◆ SET TASK
The data below needs to be returned exactly, line for line.

◆ RECORDS SUPPLIED
▽

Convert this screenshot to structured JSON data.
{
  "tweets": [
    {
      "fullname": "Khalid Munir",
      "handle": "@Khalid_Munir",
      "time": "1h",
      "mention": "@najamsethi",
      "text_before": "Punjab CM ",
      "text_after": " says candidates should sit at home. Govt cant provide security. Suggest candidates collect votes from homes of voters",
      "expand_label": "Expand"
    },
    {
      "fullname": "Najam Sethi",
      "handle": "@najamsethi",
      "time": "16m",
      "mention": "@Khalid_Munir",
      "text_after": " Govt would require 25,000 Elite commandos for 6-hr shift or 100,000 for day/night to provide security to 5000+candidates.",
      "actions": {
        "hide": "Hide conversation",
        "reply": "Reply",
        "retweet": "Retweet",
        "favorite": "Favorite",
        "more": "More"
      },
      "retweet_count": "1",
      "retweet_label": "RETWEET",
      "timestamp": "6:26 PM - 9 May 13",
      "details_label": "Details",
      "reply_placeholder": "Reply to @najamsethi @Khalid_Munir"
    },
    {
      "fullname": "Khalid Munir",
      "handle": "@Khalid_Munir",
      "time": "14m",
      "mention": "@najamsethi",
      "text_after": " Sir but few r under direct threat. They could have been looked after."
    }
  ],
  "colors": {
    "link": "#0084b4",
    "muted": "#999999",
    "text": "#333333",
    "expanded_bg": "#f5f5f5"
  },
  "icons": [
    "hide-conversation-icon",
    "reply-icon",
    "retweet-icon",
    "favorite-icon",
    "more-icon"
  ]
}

△

◆ THE OUTPUT
Convert this screenshot to structured JSON data.
{
  "tweets": [
    {
      "fullname": "Khalid Munir",
      "handle": "@Khalid_Munir",
      "time": "1h",
      "mention": "@najamsethi",
      "text_before": "Punjab CM ",
      "text_after": " says candidates should sit at home. Govt cant provide security. Suggest candidates collect votes from homes of voters",
      "expand_label": "Expand"
    },
    {
      "fullname": "Najam Sethi",
      "handle": "@najamsethi",
      "time": "16m",
      "mention": "@Khalid_Munir",
      "text_after": " Govt would require 25,000 Elite commandos for 6-hr shift or 100,000 for day/night to provide security to 5000+candidates.",
      "actions": {
        "hide": "Hide conversation",
        "reply": "Reply",
        "retweet": "Retweet",
        "favorite": "Favorite",
        "more": "More"
      },
      "retweet_count": "1",
      "retweet_label": "RETWEET",
      "timestamp": "6:26 PM - 9 May 13",
      "details_label": "Details",
      "reply_placeholder": "Reply to @najamsethi @Khalid_Munir"
    },
    {
      "fullname": "Khalid Munir",
      "handle": "@Khalid_Munir",
      "time": "14m",
      "mention": "@najamsethi",
      "text_after": " Sir but few r under direct threat. They could have been looked after."
    }
  ],
  "colors": {
    "link": "#0084b4",
    "muted": "#999999",
    "text": "#333333",
    "expanded_bg": "#f5f5f5"
  },
  "icons": [
    "hide-conversation-icon",
    "reply-icon",
    "retweet-icon",
    "favorite-icon",
    "more-icon"
  ]
}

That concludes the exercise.